*SET TASK*.
Copy out all lines carrying the word "this".

==== GIVEN DATA ====

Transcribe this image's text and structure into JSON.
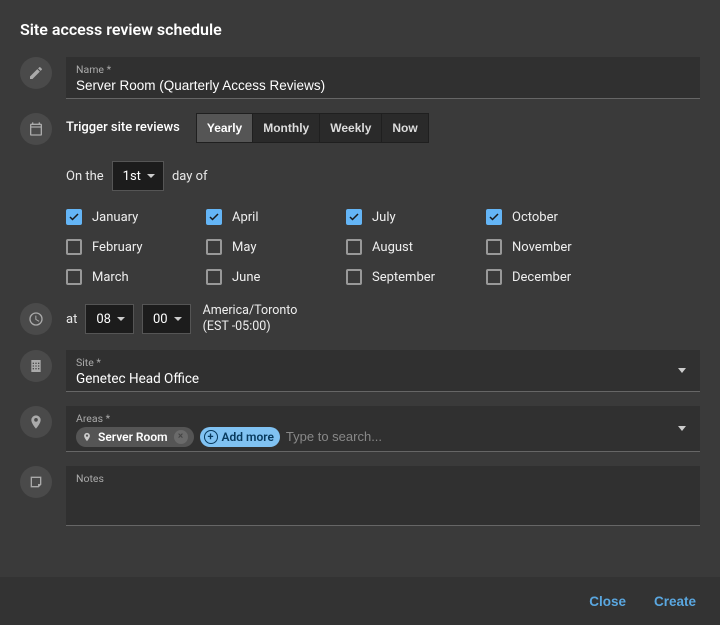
{
  "title": "Site access review schedule",
  "name_field": {
    "label": "Name *",
    "value": "Server Room (Quarterly Access Reviews)"
  },
  "trigger": {
    "label": "Trigger site reviews",
    "options": [
      "Yearly",
      "Monthly",
      "Weekly",
      "Now"
    ],
    "active": "Yearly"
  },
  "day": {
    "prefix": "On the",
    "value": "1st",
    "suffix": "day of"
  },
  "months": [
    {
      "label": "January",
      "checked": true
    },
    {
      "label": "April",
      "checked": true
    },
    {
      "label": "July",
      "checked": true
    },
    {
      "label": "October",
      "checked": true
    },
    {
      "label": "February",
      "checked": false
    },
    {
      "label": "May",
      "checked": false
    },
    {
      "label": "August",
      "checked": false
    },
    {
      "label": "November",
      "checked": false
    },
    {
      "label": "March",
      "checked": false
    },
    {
      "label": "June",
      "checked": false
    },
    {
      "label": "September",
      "checked": false
    },
    {
      "label": "December",
      "checked": false
    }
  ],
  "time": {
    "at": "at",
    "hour": "08",
    "minute": "00",
    "tz_line1": "America/Toronto",
    "tz_line2": "(EST -05:00)"
  },
  "site": {
    "label": "Site *",
    "value": "Genetec Head Office"
  },
  "areas": {
    "label": "Areas *",
    "chips": [
      "Server Room"
    ],
    "add_more": "Add more",
    "placeholder": "Type to search..."
  },
  "notes": {
    "label": "Notes",
    "value": ""
  },
  "footer": {
    "close": "Close",
    "create": "Create"
  },
  "colors": {
    "accent": "#64b5f6",
    "chip_add_bg": "#80c2f2",
    "link": "#5aa7e0",
    "bg": "#3a3a3a",
    "field_bg": "#303030"
  }
}
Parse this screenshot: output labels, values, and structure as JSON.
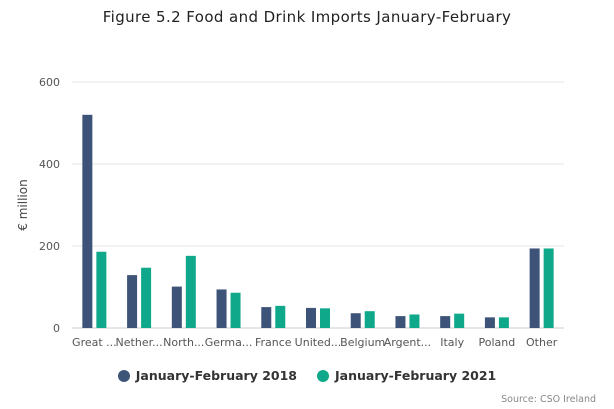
{
  "title": "Figure 5.2 Food and Drink Imports January-February",
  "source": "Source: CSO Ireland",
  "colors": {
    "series1": "#3e5378",
    "series2": "#10a88a",
    "grid": "#e4e4e4",
    "axis": "#cccccc"
  },
  "chart_data": {
    "type": "bar",
    "title": "Figure 5.2 Food and Drink Imports January-February",
    "xlabel": "",
    "ylabel": "€ million",
    "ylim": [
      0,
      600
    ],
    "yticks": [
      0,
      200,
      400,
      600
    ],
    "grid": true,
    "legend": "bottom",
    "categories": [
      "Great ...",
      "Nether...",
      "North...",
      "Germa...",
      "France",
      "United...",
      "Belgium",
      "Argent...",
      "Italy",
      "Poland",
      "Other"
    ],
    "series": [
      {
        "name": "January-February 2018",
        "values": [
          520,
          129,
          101,
          94,
          51,
          49,
          36,
          29,
          29,
          26,
          194
        ]
      },
      {
        "name": "January-February 2021",
        "values": [
          186,
          147,
          176,
          86,
          54,
          48,
          41,
          33,
          35,
          26,
          194
        ]
      }
    ]
  }
}
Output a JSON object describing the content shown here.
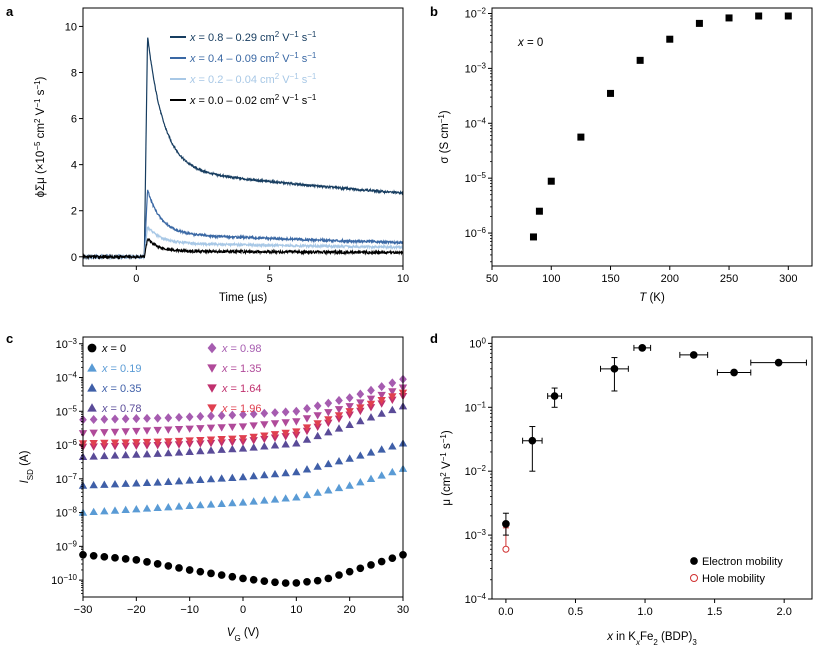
{
  "chart_data": [
    {
      "panel": "a",
      "type": "line",
      "xlabel": "Time (µs)",
      "ylabel_parts": [
        "ϕΣμ (×10",
        "−5",
        " cm",
        "2",
        " V",
        "−1",
        " s",
        "−1",
        ")"
      ],
      "xlim": [
        -2,
        10
      ],
      "ylim": [
        -0.4,
        10.8
      ],
      "xticks": [
        0,
        5,
        10
      ],
      "yticks": [
        0,
        2,
        4,
        6,
        8,
        10
      ],
      "legend": [
        {
          "x_label": "x",
          "text": " = 0.8 – 0.29 cm",
          "color": "#173d60"
        },
        {
          "x_label": "x",
          "text": " = 0.4 – 0.09 cm",
          "color": "#3a68a4"
        },
        {
          "x_label": "x",
          "text": " = 0.2 – 0.04 cm",
          "color": "#a8c8e6"
        },
        {
          "x_label": "x",
          "text": " = 0.0 – 0.02 cm",
          "color": "#000000"
        }
      ],
      "legend_units": [
        "2",
        " V",
        "−1",
        " s",
        "−1"
      ],
      "series": [
        {
          "name": "x = 0.8",
          "color": "#173d60",
          "onset": 0.3,
          "peak": 9.6,
          "a1": 5.8,
          "t1": 0.6,
          "a2": 3.8,
          "t2": 30
        },
        {
          "name": "x = 0.4",
          "color": "#3a68a4",
          "onset": 0.3,
          "peak": 2.9,
          "a1": 1.9,
          "t1": 0.5,
          "a2": 1.0,
          "t2": 20
        },
        {
          "name": "x = 0.2",
          "color": "#a8c8e6",
          "onset": 0.3,
          "peak": 1.3,
          "a1": 0.7,
          "t1": 0.5,
          "a2": 0.6,
          "t2": 25
        },
        {
          "name": "x = 0.0",
          "color": "#000000",
          "onset": 0.3,
          "peak": 0.8,
          "a1": 0.55,
          "t1": 0.4,
          "a2": 0.25,
          "t2": 30
        }
      ]
    },
    {
      "panel": "b",
      "type": "scatter",
      "yscale": "log",
      "annotation_var": "x",
      "annotation": " = 0",
      "xlabel_var": "T",
      "xlabel_unit": " (K)",
      "ylabel_parts": [
        "σ (S cm",
        "−1",
        ")"
      ],
      "xlim": [
        50,
        320
      ],
      "ylim_exp": [
        -6.6,
        -1.9
      ],
      "xticks": [
        50,
        100,
        150,
        200,
        250,
        300
      ],
      "yticks_exp": [
        -6,
        -5,
        -4,
        -3,
        -2
      ],
      "x": [
        85,
        90,
        100,
        125,
        150,
        175,
        200,
        225,
        250,
        275,
        300
      ],
      "y": [
        8.5e-07,
        2.5e-06,
        8.8e-06,
        5.6e-05,
        0.00035,
        0.0014,
        0.0034,
        0.0066,
        0.0083,
        0.009,
        0.009
      ]
    },
    {
      "panel": "c",
      "type": "scatter",
      "yscale": "log",
      "xlabel_var": "V",
      "xlabel_sub": "G",
      "xlabel_unit": " (V)",
      "ylabel_var": "I",
      "ylabel_sub": "SD",
      "ylabel_unit": " (A)",
      "xlim": [
        -30,
        30
      ],
      "ylim_exp": [
        -10.5,
        -2.8
      ],
      "xticks": [
        -30,
        -20,
        -10,
        0,
        10,
        20,
        30
      ],
      "yticks_exp": [
        -10,
        -9,
        -8,
        -7,
        -6,
        -5,
        -4,
        -3
      ],
      "legend": [
        {
          "x": "0",
          "color": "#000000",
          "marker": "circle"
        },
        {
          "x": "0.19",
          "color": "#5a9bd5",
          "marker": "tri-up"
        },
        {
          "x": "0.35",
          "color": "#3f5fa8",
          "marker": "tri-up"
        },
        {
          "x": "0.78",
          "color": "#5a4b98",
          "marker": "tri-up"
        },
        {
          "x": "0.98",
          "color": "#a65cb0",
          "marker": "diamond"
        },
        {
          "x": "1.35",
          "color": "#b04a9a",
          "marker": "tri-down"
        },
        {
          "x": "1.64",
          "color": "#c0306e",
          "marker": "tri-down"
        },
        {
          "x": "1.96",
          "color": "#e04050",
          "marker": "tri-down"
        }
      ],
      "series": [
        {
          "name": "x = 0",
          "color": "#000000",
          "marker": "circle",
          "knots": [
            [
              -30,
              -9.25
            ],
            [
              -20,
              -9.4
            ],
            [
              -10,
              -9.7
            ],
            [
              0,
              -9.95
            ],
            [
              5,
              -10.05
            ],
            [
              9,
              -10.1
            ],
            [
              15,
              -10.0
            ],
            [
              20,
              -9.75
            ],
            [
              30,
              -9.25
            ]
          ]
        },
        {
          "name": "x = 0.19",
          "color": "#5a9bd5",
          "marker": "tri-up",
          "knots": [
            [
              -30,
              -8.0
            ],
            [
              -15,
              -7.85
            ],
            [
              0,
              -7.7
            ],
            [
              10,
              -7.55
            ],
            [
              20,
              -7.2
            ],
            [
              30,
              -6.7
            ]
          ]
        },
        {
          "name": "x = 0.35",
          "color": "#3f5fa8",
          "marker": "tri-up",
          "knots": [
            [
              -30,
              -7.2
            ],
            [
              -15,
              -7.1
            ],
            [
              0,
              -6.95
            ],
            [
              10,
              -6.8
            ],
            [
              20,
              -6.4
            ],
            [
              30,
              -5.95
            ]
          ]
        },
        {
          "name": "x = 0.78",
          "color": "#5a4b98",
          "marker": "tri-up",
          "knots": [
            [
              -30,
              -6.35
            ],
            [
              -15,
              -6.25
            ],
            [
              0,
              -6.1
            ],
            [
              10,
              -5.95
            ],
            [
              20,
              -5.4
            ],
            [
              30,
              -4.85
            ]
          ]
        },
        {
          "name": "x = 0.98",
          "color": "#a65cb0",
          "marker": "diamond",
          "knots": [
            [
              -30,
              -5.25
            ],
            [
              -15,
              -5.2
            ],
            [
              0,
              -5.1
            ],
            [
              10,
              -5.0
            ],
            [
              20,
              -4.6
            ],
            [
              30,
              -4.05
            ]
          ]
        },
        {
          "name": "x = 1.35",
          "color": "#b04a9a",
          "marker": "tri-down",
          "knots": [
            [
              -30,
              -5.65
            ],
            [
              -15,
              -5.55
            ],
            [
              0,
              -5.45
            ],
            [
              10,
              -5.3
            ],
            [
              20,
              -4.85
            ],
            [
              30,
              -4.3
            ]
          ]
        },
        {
          "name": "x = 1.64",
          "color": "#c0306e",
          "marker": "tri-down",
          "knots": [
            [
              -30,
              -6.05
            ],
            [
              -15,
              -6.0
            ],
            [
              0,
              -5.9
            ],
            [
              10,
              -5.7
            ],
            [
              20,
              -5.1
            ],
            [
              30,
              -4.55
            ]
          ]
        },
        {
          "name": "x = 1.96",
          "color": "#e04050",
          "marker": "tri-down",
          "knots": [
            [
              -30,
              -5.95
            ],
            [
              -15,
              -5.9
            ],
            [
              0,
              -5.8
            ],
            [
              10,
              -5.6
            ],
            [
              20,
              -5.0
            ],
            [
              30,
              -4.45
            ]
          ]
        }
      ]
    },
    {
      "panel": "d",
      "type": "scatter",
      "yscale": "log",
      "xlabel_parts": [
        "x",
        " in K",
        "x",
        "Fe",
        "2",
        " (BDP)",
        "3"
      ],
      "ylabel_parts": [
        "μ (cm",
        "2",
        " V",
        "−1",
        " s",
        "−1",
        ")"
      ],
      "xlim": [
        -0.1,
        2.2
      ],
      "ylim_exp": [
        -4,
        0.1
      ],
      "xticks": [
        0.0,
        0.5,
        1.0,
        1.5,
        2.0
      ],
      "xtick_labels": [
        "0.0",
        "0.5",
        "1.0",
        "1.5",
        "2.0"
      ],
      "yticks_exp": [
        -4,
        -3,
        -2,
        -1,
        0
      ],
      "legend": [
        {
          "label": "Electron mobility",
          "color": "#000000",
          "marker": "filled-circle"
        },
        {
          "label": "Hole mobility",
          "color": "#d03030",
          "marker": "open-circle"
        }
      ],
      "electron": [
        {
          "x": 0.0,
          "y": 0.0015,
          "ylo": 0.001,
          "yhi": 0.0022,
          "xerr": 0
        },
        {
          "x": 0.19,
          "y": 0.03,
          "ylo": 0.01,
          "yhi": 0.05,
          "xerr": 0.07
        },
        {
          "x": 0.35,
          "y": 0.15,
          "ylo": 0.1,
          "yhi": 0.2,
          "xerr": 0.05
        },
        {
          "x": 0.78,
          "y": 0.4,
          "ylo": 0.18,
          "yhi": 0.6,
          "xerr": 0.1
        },
        {
          "x": 0.98,
          "y": 0.85,
          "ylo": 0.85,
          "yhi": 0.85,
          "xerr": 0.06
        },
        {
          "x": 1.35,
          "y": 0.66,
          "ylo": 0.66,
          "yhi": 0.66,
          "xerr": 0.1
        },
        {
          "x": 1.64,
          "y": 0.35,
          "ylo": 0.35,
          "yhi": 0.35,
          "xerr": 0.12
        },
        {
          "x": 1.96,
          "y": 0.5,
          "ylo": 0.5,
          "yhi": 0.5,
          "xerr": 0.2
        }
      ],
      "hole": [
        {
          "x": 0.0,
          "y": 0.0006,
          "ylo": 0.0006,
          "yhi": 0.0013
        }
      ]
    }
  ]
}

====

*TASK RESPONSE*.
Transcribe this image's text and structure into JSON.
Parse this screenshot: output labels, values, and structure as JSON.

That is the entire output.